* PROBLEM TO SOLVE
Copy every line with the string "send" in it.

Data records
◇ ◇ ◇ ◇
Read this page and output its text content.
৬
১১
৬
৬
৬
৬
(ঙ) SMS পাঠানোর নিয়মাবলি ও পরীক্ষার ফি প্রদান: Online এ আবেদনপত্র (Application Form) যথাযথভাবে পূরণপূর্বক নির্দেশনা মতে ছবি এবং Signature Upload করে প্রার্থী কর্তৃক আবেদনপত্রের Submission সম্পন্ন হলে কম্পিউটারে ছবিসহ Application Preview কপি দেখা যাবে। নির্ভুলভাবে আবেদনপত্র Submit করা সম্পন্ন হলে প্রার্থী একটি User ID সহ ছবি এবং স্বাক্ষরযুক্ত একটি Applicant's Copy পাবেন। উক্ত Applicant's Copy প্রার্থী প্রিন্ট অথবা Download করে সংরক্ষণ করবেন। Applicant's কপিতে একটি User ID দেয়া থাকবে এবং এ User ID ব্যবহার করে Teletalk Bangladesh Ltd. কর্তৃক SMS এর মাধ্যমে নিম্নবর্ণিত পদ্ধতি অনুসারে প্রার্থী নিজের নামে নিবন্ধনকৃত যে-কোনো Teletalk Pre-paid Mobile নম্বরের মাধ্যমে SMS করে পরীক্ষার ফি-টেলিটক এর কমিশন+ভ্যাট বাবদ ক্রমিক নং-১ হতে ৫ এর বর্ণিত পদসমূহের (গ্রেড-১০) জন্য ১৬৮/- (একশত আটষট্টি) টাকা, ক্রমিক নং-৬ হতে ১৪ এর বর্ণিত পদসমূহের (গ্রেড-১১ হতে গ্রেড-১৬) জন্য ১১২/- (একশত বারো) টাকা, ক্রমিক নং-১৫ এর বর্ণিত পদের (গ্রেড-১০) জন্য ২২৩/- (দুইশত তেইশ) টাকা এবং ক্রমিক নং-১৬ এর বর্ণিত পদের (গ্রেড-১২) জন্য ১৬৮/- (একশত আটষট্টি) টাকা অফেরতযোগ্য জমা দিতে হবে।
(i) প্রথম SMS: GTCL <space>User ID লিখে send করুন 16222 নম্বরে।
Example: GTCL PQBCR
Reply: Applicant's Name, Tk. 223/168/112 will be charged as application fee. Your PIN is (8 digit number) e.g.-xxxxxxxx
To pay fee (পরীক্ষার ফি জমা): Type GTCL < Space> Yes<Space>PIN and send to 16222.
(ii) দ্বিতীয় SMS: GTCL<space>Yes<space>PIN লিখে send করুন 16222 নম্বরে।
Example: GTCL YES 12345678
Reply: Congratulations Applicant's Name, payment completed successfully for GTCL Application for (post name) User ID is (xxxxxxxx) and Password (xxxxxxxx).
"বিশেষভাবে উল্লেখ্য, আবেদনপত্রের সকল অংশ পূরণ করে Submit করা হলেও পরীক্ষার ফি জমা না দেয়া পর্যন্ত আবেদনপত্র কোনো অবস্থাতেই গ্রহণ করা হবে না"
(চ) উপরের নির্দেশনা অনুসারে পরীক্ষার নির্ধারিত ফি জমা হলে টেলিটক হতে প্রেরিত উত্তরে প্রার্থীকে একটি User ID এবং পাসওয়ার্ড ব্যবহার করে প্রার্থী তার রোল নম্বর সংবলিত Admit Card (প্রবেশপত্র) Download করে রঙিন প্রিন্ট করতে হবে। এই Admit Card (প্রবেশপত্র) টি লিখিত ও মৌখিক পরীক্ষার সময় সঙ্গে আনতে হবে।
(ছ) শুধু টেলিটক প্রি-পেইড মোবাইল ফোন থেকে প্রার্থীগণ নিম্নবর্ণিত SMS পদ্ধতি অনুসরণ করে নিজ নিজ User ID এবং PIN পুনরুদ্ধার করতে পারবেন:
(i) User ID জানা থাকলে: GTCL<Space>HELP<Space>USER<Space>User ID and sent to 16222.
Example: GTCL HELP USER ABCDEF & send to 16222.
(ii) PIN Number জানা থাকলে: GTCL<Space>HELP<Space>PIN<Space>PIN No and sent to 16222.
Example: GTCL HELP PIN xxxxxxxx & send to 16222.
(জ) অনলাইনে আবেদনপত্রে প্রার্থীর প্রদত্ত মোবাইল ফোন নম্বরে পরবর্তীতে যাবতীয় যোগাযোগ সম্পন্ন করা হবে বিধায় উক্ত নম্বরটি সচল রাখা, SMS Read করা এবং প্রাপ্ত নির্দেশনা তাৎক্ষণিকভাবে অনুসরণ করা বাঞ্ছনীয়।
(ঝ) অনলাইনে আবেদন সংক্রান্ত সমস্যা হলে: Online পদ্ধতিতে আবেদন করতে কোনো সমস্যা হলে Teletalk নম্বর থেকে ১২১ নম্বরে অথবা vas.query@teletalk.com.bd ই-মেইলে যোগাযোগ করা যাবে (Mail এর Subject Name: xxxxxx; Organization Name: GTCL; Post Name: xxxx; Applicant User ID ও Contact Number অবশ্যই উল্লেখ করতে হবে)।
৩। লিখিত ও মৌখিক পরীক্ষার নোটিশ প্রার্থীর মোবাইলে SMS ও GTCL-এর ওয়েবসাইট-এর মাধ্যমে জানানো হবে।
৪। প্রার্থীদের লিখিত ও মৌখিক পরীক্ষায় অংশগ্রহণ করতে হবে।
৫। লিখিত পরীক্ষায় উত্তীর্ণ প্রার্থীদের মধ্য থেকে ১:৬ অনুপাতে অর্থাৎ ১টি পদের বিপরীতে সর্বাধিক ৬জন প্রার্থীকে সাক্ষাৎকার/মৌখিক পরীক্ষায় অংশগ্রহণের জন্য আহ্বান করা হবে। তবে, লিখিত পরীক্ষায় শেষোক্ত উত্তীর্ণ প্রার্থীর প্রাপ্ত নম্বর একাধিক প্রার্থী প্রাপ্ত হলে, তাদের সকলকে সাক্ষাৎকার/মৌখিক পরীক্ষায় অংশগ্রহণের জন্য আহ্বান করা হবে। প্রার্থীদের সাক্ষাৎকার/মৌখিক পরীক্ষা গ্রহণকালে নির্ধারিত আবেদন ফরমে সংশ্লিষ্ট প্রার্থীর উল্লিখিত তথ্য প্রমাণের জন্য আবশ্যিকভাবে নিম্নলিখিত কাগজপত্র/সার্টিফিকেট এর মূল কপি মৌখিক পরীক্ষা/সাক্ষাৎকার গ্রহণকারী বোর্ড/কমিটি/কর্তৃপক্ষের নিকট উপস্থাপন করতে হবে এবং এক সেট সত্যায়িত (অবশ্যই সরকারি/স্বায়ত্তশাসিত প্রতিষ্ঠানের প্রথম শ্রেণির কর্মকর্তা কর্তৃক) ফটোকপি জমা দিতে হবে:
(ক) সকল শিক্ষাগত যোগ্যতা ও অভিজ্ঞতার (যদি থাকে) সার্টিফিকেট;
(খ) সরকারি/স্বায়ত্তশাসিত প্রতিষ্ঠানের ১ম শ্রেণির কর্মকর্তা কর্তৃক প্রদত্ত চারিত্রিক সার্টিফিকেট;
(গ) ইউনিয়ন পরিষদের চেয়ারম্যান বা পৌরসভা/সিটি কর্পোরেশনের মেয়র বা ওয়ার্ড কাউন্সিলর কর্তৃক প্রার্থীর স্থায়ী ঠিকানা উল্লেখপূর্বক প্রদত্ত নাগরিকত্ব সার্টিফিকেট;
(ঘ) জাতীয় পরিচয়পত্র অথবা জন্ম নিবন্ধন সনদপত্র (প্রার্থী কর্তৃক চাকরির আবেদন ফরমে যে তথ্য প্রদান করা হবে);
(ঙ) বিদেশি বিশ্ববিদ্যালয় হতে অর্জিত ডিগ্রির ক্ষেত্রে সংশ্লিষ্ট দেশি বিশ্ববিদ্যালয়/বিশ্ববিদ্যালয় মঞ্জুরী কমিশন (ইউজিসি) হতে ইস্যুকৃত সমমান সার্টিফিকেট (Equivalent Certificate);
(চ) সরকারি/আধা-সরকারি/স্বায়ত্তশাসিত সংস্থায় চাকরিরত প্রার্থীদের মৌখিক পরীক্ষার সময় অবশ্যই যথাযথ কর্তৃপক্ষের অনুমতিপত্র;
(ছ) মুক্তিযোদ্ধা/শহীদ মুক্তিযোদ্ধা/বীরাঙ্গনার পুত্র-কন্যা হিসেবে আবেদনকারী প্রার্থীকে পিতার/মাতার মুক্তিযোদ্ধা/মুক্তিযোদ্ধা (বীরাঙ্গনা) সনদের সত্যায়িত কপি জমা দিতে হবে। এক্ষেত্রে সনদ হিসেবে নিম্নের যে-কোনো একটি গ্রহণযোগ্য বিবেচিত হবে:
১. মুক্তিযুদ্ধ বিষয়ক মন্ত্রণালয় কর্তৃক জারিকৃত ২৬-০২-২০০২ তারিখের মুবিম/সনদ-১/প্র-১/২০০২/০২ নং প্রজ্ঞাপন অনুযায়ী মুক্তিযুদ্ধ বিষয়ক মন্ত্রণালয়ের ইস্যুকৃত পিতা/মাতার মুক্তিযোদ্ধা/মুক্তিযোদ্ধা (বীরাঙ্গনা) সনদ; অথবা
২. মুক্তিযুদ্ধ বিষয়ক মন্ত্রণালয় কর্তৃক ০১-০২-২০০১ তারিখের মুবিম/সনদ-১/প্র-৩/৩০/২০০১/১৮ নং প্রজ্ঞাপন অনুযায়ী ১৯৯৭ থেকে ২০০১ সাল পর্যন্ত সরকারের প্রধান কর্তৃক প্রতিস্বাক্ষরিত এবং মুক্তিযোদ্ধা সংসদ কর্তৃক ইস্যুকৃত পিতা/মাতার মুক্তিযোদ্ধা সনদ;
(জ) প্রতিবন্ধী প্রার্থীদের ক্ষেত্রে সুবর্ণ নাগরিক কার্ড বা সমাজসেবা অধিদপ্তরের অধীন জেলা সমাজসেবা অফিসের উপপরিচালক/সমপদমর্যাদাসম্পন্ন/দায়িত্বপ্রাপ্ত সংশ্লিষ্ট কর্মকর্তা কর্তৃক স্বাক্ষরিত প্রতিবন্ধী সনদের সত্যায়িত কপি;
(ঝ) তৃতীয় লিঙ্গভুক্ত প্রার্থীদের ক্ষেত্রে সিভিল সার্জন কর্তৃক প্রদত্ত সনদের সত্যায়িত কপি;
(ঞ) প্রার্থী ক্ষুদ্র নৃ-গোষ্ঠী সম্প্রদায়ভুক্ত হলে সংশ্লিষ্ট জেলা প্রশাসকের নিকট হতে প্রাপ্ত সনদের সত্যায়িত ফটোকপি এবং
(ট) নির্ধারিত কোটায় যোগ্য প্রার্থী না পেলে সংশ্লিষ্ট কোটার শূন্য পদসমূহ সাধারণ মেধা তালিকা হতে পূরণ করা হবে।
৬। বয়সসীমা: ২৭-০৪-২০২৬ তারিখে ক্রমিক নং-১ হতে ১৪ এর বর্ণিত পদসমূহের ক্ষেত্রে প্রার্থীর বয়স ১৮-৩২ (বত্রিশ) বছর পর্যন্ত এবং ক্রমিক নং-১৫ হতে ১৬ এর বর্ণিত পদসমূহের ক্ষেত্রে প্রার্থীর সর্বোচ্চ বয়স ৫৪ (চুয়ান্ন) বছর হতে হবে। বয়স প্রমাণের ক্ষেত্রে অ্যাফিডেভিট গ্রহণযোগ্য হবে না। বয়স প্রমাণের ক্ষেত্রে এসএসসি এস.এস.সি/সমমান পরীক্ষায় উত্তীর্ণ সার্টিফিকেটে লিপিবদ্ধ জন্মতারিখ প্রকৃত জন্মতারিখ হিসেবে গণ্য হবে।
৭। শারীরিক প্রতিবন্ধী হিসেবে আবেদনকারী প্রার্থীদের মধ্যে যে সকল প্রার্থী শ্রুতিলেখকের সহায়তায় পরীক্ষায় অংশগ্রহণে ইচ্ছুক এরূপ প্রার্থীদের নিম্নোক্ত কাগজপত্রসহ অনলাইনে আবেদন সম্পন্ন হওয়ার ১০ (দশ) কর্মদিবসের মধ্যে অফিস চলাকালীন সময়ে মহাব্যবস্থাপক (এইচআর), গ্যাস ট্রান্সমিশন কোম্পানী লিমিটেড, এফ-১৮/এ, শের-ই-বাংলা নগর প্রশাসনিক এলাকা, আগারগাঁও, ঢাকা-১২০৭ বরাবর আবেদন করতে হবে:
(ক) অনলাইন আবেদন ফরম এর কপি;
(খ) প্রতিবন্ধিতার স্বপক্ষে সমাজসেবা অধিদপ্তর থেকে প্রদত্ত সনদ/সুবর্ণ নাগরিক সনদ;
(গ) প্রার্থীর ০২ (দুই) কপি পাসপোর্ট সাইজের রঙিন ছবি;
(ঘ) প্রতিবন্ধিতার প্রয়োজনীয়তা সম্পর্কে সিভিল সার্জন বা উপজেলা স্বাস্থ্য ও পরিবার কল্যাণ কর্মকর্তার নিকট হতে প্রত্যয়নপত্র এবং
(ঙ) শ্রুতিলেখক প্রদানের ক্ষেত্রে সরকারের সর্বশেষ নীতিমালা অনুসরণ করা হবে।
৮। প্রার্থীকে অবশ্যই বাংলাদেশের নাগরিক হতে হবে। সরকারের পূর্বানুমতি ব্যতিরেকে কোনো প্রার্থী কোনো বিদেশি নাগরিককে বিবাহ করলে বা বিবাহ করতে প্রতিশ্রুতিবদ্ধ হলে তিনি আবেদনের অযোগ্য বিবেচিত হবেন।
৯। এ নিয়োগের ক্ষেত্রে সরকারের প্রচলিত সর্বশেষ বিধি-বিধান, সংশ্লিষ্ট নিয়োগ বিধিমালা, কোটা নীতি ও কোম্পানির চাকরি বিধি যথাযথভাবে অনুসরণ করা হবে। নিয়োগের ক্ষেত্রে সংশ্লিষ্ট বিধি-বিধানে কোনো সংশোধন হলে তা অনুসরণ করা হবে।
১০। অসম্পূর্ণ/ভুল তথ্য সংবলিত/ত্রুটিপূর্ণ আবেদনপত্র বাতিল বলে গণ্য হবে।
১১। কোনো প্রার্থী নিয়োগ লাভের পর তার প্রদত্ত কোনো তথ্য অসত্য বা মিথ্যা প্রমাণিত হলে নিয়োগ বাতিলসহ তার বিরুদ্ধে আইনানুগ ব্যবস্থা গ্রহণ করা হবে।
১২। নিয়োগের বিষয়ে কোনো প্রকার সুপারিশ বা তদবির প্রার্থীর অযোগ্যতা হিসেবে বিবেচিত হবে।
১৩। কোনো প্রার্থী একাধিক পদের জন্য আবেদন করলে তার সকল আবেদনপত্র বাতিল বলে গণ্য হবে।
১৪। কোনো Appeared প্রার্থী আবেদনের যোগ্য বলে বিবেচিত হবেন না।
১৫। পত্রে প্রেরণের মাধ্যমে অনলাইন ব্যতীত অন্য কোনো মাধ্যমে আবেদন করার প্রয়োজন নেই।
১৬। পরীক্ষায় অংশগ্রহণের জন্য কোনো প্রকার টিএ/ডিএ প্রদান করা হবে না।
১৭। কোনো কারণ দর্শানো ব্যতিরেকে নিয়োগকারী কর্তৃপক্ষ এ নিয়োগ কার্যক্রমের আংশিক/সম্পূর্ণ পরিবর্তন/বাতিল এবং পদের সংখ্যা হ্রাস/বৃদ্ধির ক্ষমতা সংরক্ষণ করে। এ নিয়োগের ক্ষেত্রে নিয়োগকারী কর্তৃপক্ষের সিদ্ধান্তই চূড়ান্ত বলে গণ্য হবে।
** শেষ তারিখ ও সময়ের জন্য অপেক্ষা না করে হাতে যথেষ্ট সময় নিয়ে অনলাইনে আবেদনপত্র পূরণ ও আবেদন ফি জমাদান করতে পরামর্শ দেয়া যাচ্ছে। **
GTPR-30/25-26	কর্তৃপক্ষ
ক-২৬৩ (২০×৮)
◇ ◇ ◇ ◇
* IN RESPONSE
(i) প্রথম SMS: GTCL <space>User ID লিখে send করুন 16222 নম্বরে।
To pay fee (পরীক্ষার ফি জমা): Type GTCL < Space> Yes<Space>PIN and send to 16222.
(ii) দ্বিতীয় SMS: GTCL<space>Yes<space>PIN লিখে send করুন 16222 নম্বরে।
Example: GTCL HELP USER ABCDEF & send to 16222.
Example: GTCL HELP PIN xxxxxxxx & send to 16222.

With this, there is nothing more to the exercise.